(Data provided Opens)

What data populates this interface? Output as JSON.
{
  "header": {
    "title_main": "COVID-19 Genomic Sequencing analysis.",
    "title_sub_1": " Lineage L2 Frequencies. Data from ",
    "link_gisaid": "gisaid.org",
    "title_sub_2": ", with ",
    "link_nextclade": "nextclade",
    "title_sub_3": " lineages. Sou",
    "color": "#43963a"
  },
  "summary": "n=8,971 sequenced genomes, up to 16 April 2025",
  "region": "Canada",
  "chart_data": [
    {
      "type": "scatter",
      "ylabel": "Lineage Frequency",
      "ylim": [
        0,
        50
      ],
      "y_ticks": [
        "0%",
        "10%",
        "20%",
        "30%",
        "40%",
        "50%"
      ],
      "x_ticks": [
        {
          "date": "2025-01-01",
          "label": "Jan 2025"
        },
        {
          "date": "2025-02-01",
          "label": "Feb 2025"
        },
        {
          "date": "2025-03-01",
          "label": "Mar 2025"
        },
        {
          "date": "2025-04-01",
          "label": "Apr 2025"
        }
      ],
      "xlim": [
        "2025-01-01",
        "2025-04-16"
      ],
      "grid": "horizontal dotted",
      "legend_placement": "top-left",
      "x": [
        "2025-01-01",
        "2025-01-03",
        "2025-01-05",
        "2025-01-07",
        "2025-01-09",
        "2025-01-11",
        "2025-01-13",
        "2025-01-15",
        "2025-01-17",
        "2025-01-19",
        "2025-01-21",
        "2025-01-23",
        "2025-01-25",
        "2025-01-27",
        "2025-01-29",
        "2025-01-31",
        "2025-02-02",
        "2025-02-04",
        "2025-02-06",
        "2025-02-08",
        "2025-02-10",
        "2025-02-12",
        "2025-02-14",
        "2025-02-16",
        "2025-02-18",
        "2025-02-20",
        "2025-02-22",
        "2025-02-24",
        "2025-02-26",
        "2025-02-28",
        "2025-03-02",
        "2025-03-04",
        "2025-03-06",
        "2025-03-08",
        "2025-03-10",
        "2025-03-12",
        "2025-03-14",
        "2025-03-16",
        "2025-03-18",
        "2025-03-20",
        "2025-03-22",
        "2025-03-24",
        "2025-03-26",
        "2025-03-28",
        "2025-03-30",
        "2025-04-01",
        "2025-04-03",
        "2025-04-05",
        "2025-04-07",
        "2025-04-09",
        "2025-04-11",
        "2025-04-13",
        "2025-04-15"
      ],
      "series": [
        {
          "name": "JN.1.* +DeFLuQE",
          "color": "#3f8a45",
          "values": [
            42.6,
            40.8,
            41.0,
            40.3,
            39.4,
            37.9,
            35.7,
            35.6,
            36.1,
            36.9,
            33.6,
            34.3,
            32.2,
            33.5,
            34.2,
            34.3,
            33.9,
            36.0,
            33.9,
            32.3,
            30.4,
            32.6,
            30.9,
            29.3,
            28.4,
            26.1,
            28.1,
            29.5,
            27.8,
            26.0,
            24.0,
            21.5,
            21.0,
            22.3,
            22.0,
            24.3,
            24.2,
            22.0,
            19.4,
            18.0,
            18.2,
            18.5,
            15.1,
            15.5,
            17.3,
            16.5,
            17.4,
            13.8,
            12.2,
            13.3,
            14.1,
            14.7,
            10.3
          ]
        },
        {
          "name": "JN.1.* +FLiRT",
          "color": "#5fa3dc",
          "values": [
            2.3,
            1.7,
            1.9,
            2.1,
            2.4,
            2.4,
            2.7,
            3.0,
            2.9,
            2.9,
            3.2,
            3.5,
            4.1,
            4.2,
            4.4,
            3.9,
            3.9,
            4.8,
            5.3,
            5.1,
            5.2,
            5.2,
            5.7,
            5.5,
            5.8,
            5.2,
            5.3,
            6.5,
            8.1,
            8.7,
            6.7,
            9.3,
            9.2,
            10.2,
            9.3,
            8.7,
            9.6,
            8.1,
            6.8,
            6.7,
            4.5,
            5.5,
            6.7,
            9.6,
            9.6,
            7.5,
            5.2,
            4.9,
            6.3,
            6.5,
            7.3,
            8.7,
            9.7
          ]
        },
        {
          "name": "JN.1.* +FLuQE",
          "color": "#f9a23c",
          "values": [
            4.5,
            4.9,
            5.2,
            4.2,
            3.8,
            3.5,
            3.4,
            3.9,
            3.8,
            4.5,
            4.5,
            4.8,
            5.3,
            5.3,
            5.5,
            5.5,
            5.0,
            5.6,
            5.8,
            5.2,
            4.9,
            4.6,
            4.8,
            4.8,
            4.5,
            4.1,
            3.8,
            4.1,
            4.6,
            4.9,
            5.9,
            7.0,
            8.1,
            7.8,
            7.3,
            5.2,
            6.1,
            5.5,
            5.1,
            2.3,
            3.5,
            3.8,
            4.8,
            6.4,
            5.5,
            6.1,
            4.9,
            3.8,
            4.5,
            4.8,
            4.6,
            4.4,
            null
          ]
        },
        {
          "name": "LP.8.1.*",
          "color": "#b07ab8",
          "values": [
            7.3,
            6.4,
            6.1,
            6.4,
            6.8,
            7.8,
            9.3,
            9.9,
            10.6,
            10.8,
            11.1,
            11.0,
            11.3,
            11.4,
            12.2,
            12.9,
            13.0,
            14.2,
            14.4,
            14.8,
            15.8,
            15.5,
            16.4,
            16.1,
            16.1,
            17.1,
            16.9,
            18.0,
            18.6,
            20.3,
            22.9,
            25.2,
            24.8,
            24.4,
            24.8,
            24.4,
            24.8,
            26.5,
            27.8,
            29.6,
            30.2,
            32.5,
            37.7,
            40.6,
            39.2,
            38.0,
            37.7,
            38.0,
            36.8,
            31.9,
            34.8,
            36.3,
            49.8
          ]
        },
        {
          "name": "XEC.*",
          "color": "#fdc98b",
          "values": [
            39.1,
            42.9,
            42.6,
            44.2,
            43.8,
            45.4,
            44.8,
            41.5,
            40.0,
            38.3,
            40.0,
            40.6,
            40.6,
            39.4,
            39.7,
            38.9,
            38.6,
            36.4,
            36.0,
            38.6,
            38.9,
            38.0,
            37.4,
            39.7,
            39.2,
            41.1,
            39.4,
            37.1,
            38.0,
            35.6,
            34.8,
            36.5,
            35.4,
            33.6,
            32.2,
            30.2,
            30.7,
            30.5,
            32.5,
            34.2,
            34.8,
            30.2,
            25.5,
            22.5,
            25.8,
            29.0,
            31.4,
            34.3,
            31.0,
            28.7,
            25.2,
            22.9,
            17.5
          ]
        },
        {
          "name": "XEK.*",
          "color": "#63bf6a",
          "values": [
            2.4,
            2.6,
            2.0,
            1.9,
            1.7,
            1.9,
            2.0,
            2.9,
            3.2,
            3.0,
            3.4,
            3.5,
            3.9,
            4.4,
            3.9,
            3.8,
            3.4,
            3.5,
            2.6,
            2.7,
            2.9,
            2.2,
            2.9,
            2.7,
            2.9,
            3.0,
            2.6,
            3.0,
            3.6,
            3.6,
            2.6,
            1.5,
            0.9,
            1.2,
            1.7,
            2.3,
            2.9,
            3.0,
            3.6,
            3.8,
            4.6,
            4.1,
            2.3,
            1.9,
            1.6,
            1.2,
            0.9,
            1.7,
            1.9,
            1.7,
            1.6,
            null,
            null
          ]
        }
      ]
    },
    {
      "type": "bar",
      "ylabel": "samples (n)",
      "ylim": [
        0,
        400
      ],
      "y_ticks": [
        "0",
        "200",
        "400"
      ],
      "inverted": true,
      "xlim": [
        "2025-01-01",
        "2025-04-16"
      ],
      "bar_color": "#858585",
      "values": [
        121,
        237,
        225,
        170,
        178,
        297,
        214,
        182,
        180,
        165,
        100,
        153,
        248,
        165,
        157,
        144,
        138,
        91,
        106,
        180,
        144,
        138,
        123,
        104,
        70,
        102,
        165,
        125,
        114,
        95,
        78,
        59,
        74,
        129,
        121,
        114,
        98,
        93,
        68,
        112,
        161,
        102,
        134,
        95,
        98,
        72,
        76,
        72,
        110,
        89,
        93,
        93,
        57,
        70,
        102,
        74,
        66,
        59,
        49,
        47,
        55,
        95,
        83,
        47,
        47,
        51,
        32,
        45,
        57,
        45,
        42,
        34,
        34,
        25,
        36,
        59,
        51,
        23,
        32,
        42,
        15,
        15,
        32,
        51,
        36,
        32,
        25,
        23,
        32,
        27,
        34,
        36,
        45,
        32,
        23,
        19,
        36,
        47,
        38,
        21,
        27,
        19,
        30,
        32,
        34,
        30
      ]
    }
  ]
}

(Data provided Closes)

Aim of the task: Copy out, from the records above, every line that holds the string "date".

Your response:
          "date": "2025-01-01",
          "date": "2025-02-01",
          "date": "2025-03-01",
          "date": "2025-04-01",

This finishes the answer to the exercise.